» **WORK TO BE COMPLETED**: Search the data below for the string "ЧИТАЕМ". Extract every line that contains it.

» **STORED RECORDS**:
####
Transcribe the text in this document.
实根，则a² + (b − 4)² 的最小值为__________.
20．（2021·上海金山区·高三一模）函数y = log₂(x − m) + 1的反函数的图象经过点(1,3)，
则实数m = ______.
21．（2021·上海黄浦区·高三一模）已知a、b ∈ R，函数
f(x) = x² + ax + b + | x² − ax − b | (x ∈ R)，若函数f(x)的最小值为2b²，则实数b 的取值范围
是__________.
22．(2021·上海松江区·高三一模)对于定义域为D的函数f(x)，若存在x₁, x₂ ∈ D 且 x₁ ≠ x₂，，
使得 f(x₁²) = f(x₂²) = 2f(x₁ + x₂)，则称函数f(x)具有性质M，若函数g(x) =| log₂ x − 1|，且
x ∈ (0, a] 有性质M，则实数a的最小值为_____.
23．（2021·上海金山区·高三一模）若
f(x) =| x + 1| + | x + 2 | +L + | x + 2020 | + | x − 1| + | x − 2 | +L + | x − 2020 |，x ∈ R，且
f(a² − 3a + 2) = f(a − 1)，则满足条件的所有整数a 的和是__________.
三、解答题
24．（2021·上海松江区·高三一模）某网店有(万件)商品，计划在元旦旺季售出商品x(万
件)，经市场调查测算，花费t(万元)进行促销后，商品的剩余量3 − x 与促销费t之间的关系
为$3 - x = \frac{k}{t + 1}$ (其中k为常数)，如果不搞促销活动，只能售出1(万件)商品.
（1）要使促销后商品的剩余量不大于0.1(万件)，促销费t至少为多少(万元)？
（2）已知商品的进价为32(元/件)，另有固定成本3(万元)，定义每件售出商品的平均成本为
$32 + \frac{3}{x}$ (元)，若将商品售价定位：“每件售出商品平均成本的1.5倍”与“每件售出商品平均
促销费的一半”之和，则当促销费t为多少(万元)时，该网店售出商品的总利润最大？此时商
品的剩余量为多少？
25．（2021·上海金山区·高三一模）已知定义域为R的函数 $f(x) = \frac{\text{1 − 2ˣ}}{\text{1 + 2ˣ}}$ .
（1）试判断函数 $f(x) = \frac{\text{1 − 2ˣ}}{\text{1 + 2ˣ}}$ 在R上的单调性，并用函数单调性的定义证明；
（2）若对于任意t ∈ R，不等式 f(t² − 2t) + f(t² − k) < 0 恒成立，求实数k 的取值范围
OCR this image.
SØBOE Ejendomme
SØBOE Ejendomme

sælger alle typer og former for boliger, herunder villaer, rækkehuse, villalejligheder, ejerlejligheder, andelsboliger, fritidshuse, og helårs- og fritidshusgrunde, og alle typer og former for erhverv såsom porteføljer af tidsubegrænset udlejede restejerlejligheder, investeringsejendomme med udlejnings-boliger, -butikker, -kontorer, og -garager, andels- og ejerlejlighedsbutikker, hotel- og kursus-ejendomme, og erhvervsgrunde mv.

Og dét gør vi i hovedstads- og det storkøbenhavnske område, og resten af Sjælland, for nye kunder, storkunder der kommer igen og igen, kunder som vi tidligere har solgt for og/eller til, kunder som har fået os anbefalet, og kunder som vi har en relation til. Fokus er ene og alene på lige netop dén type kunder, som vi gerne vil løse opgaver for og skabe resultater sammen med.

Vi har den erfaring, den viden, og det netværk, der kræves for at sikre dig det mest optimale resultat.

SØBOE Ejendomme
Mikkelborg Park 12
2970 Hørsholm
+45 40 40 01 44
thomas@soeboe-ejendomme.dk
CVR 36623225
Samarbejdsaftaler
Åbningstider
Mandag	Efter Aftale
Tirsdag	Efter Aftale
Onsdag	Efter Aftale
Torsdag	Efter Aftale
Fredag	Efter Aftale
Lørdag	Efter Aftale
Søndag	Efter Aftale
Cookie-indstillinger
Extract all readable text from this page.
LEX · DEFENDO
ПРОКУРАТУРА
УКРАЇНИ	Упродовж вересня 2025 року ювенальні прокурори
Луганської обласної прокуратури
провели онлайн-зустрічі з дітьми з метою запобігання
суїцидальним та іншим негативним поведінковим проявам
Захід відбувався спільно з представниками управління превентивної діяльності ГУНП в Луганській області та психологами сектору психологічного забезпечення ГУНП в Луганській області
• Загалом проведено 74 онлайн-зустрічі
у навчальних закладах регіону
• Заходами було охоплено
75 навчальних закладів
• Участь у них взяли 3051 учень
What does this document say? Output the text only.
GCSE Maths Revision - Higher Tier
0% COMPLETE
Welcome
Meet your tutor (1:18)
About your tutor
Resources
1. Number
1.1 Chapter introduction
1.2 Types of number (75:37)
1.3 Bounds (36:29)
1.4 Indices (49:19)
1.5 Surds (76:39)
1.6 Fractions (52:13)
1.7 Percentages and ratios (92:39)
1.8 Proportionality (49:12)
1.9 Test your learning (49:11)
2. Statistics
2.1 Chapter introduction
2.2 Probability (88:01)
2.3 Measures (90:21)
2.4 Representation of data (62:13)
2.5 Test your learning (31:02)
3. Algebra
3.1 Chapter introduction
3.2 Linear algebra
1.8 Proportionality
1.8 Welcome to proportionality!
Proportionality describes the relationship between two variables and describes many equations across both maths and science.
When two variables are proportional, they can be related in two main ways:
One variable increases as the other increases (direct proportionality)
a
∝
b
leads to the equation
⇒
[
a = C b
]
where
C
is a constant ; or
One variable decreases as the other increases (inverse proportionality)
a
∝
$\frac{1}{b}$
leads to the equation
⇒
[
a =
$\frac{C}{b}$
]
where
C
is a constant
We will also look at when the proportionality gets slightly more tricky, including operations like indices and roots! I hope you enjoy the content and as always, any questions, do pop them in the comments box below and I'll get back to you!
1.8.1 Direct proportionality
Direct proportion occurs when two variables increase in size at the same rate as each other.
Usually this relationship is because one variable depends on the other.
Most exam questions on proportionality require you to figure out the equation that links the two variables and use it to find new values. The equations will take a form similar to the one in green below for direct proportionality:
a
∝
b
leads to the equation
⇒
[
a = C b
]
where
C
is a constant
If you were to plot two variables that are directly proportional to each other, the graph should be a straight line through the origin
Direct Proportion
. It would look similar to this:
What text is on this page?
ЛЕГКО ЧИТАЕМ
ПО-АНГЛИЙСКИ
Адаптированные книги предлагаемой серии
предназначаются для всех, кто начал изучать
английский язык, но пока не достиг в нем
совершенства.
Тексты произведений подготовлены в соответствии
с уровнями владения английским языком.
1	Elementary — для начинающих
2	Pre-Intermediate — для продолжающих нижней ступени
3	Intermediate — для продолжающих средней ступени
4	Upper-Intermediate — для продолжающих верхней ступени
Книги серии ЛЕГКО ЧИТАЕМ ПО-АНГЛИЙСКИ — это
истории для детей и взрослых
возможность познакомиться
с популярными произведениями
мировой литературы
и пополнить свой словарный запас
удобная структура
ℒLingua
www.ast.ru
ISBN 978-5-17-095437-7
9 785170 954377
####
» **ANSWER TO THIS TASK**:
ЛЕГКО ЧИТАЕМ
Книги серии ЛЕГКО ЧИТАЕМ ПО-АНГЛИЙСКИ — это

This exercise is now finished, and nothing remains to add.